Collection entries:
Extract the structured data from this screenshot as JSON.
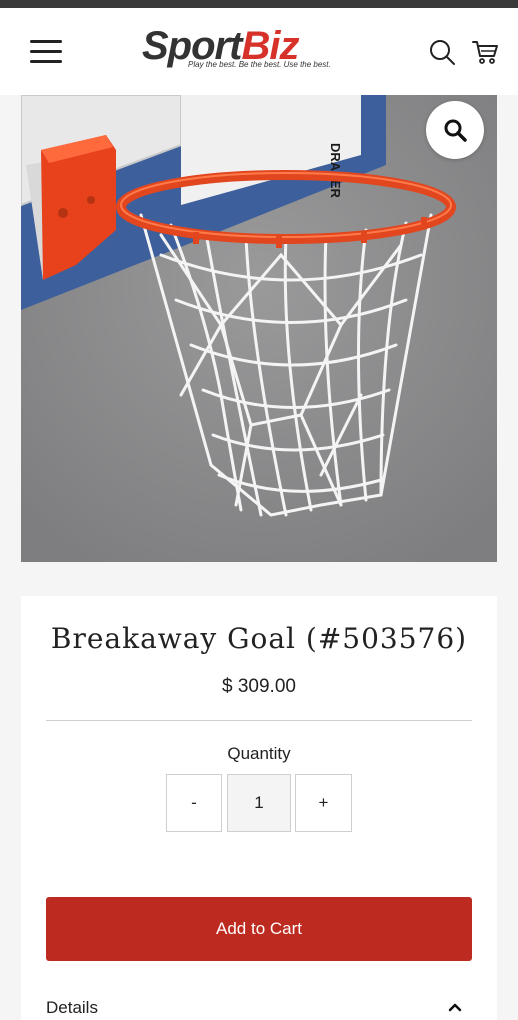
{
  "header": {
    "logo_sport": "Sport",
    "logo_biz": "Biz",
    "logo_tagline": "Play the best. Be the best. Use the best."
  },
  "product_image": {
    "backboard_text": "DRAPER"
  },
  "product": {
    "title": "Breakaway Goal (#503576)",
    "price": "$ 309.00",
    "quantity_label": "Quantity",
    "qty_minus": "-",
    "qty_value": "1",
    "qty_plus": "+",
    "add_to_cart": "Add to Cart",
    "details_label": "Details"
  },
  "colors": {
    "accent": "#bd2a20",
    "logo_red": "#d6322a",
    "rim_orange": "#e2461f"
  },
  "icons": [
    "menu-icon",
    "search-icon",
    "cart-icon",
    "zoom-icon",
    "chevron-up-icon"
  ]
}
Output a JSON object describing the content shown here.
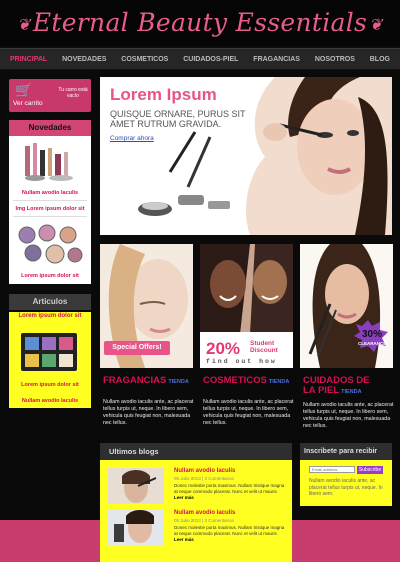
{
  "site": {
    "logo": "Eternal Beauty Essentials"
  },
  "nav": [
    {
      "label": "PRINCIPAL",
      "active": true
    },
    {
      "label": "NOVEDADES",
      "active": false
    },
    {
      "label": "COSMETICOS",
      "active": false
    },
    {
      "label": "CUIDADOS-PIEL",
      "active": false
    },
    {
      "label": "FRAGANCIAS",
      "active": false
    },
    {
      "label": "NOSOTROS",
      "active": false
    },
    {
      "label": "BLOG",
      "active": false
    }
  ],
  "cart": {
    "label": "Ver carrito",
    "note": "Tu carro está vacío"
  },
  "novedades": {
    "title": "Novedades",
    "items": [
      {
        "caption": "Nullam avodio Iaculis"
      },
      {
        "caption": "Img Lorem ipsum dolor sit"
      },
      {
        "caption": "Lorem ipsum dolor sit"
      }
    ]
  },
  "articulos": {
    "title": "Articulos",
    "marquee": "Lorem ipsum dolor sit",
    "items": [
      {
        "caption": "Lorem ipsum dolor sit"
      },
      {
        "caption": "Nullam avodio Iaculis"
      }
    ]
  },
  "banner": {
    "title": "Lorem Ipsum",
    "subtitle": "QUISQUE ORNARE, PURUS SIT AMET RUTRUM GRAVIDA.",
    "link": "Comprar ahora"
  },
  "tiles": {
    "offers": "Special Offers!",
    "discount_pct": "20%",
    "discount_label": "Student Discount",
    "find_out": "find out how",
    "clearance_pct": "30%",
    "clearance_label": "CLEARANCE"
  },
  "columns": [
    {
      "title": "FRAGANCIAS",
      "tag": "TIENDA",
      "text": "Nullam avodio iaculis ante, ac placerat tellus turpis ut, neque. In libero sem, vehicula quis feugiat non, malesuada nec tellus."
    },
    {
      "title": "COSMETICOS",
      "tag": "TIENDA",
      "text": "Nullam avodio iaculis ante, ac placerat tellus turpis ut, neque. In libero sem, vehicula quis feugiat non, malesuada nec tellus."
    },
    {
      "title": "CUIDADOS DE LA PIEL",
      "tag": "TIENDA",
      "text": "Nullam avodio iaculis ante, ac placerat tellus turpis ut, neque. In libero sem, vehicula quis feugiat non, malesuada nec tellus."
    }
  ],
  "blog": {
    "title": "Ultimos blogs",
    "posts": [
      {
        "title": "Nullam avodio Iaculis",
        "meta": "05 Julio 2013 | 3 Comentarios",
        "text": "Donec molestie porta maximus. Nullam tristique magna at neque commodo placerat. Nunc et velit ut mauris",
        "more": "Leer más"
      },
      {
        "title": "Nullam avodio Iaculis",
        "meta": "05 Julio 2013 | 3 Comentarios",
        "text": "Donec molestie porta maximus. Nullam tristique magna at neque commodo placerat. Nunc et velit ut mauris",
        "more": "Leer más"
      }
    ]
  },
  "inscribe": {
    "title": "Inscribete para recibir",
    "placeholder": "Email address",
    "button": "Subscribe",
    "text": "Nullam avodio iaculis ante, ac placerat tellus turpis ut, neque. In libero sem."
  }
}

- _Exercise instructions_: All of the records above must be copied exactly, except for the pictures.

- _Finished answer_:
Extract the structured data from this screenshot as JSON.
{
  "header": {
    "logo_sport": "Sport",
    "logo_biz": "Biz",
    "logo_tagline": "Play the best. Be the best. Use the best."
  },
  "product_image": {
    "backboard_text": "DRAPER"
  },
  "product": {
    "title": "Breakaway Goal (#503576)",
    "price": "$ 309.00",
    "quantity_label": "Quantity",
    "qty_minus": "-",
    "qty_value": "1",
    "qty_plus": "+",
    "add_to_cart": "Add to Cart",
    "details_label": "Details"
  },
  "colors": {
    "accent": "#bd2a20",
    "logo_red": "#d6322a",
    "rim_orange": "#e2461f"
  },
  "icons": [
    "menu-icon",
    "search-icon",
    "cart-icon",
    "zoom-icon",
    "chevron-up-icon"
  ]
}
Output a JSON object describing the content shown here.
{
  "site": {
    "logo": "Eternal Beauty Essentials"
  },
  "nav": [
    {
      "label": "PRINCIPAL",
      "active": true
    },
    {
      "label": "NOVEDADES",
      "active": false
    },
    {
      "label": "COSMETICOS",
      "active": false
    },
    {
      "label": "CUIDADOS-PIEL",
      "active": false
    },
    {
      "label": "FRAGANCIAS",
      "active": false
    },
    {
      "label": "NOSOTROS",
      "active": false
    },
    {
      "label": "BLOG",
      "active": false
    }
  ],
  "cart": {
    "label": "Ver carrito",
    "note": "Tu carro está vacío"
  },
  "novedades": {
    "title": "Novedades",
    "items": [
      {
        "caption": "Nullam avodio Iaculis"
      },
      {
        "caption": "Img Lorem ipsum dolor sit"
      },
      {
        "caption": "Lorem ipsum dolor sit"
      }
    ]
  },
  "articulos": {
    "title": "Articulos",
    "marquee": "Lorem ipsum dolor sit",
    "items": [
      {
        "caption": "Lorem ipsum dolor sit"
      },
      {
        "caption": "Nullam avodio Iaculis"
      }
    ]
  },
  "banner": {
    "title": "Lorem Ipsum",
    "subtitle": "QUISQUE ORNARE, PURUS SIT AMET RUTRUM GRAVIDA.",
    "link": "Comprar ahora"
  },
  "tiles": {
    "offers": "Special Offers!",
    "discount_pct": "20%",
    "discount_label": "Student Discount",
    "find_out": "find out how",
    "clearance_pct": "30%",
    "clearance_label": "CLEARANCE"
  },
  "columns": [
    {
      "title": "FRAGANCIAS",
      "tag": "TIENDA",
      "text": "Nullam avodio iaculis ante, ac placerat tellus turpis ut, neque. In libero sem, vehicula quis feugiat non, malesuada nec tellus."
    },
    {
      "title": "COSMETICOS",
      "tag": "TIENDA",
      "text": "Nullam avodio iaculis ante, ac placerat tellus turpis ut, neque. In libero sem, vehicula quis feugiat non, malesuada nec tellus."
    },
    {
      "title": "CUIDADOS DE LA PIEL",
      "tag": "TIENDA",
      "text": "Nullam avodio iaculis ante, ac placerat tellus turpis ut, neque. In libero sem, vehicula quis feugiat non, malesuada nec tellus."
    }
  ],
  "blog": {
    "title": "Ultimos blogs",
    "posts": [
      {
        "title": "Nullam avodio Iaculis",
        "meta": "05 Julio 2013 | 3 Comentarios",
        "text": "Donec molestie porta maximus. Nullam tristique magna at neque commodo placerat. Nunc et velit ut mauris",
        "more": "Leer más"
      },
      {
        "title": "Nullam avodio Iaculis",
        "meta": "05 Julio 2013 | 3 Comentarios",
        "text": "Donec molestie porta maximus. Nullam tristique magna at neque commodo placerat. Nunc et velit ut mauris",
        "more": "Leer más"
      }
    ]
  },
  "inscribe": {
    "title": "Inscribete para recibir",
    "placeholder": "Email address",
    "button": "Subscribe",
    "text": "Nullam avodio iaculis ante, ac placerat tellus turpis ut, neque. In libero sem."
  }
}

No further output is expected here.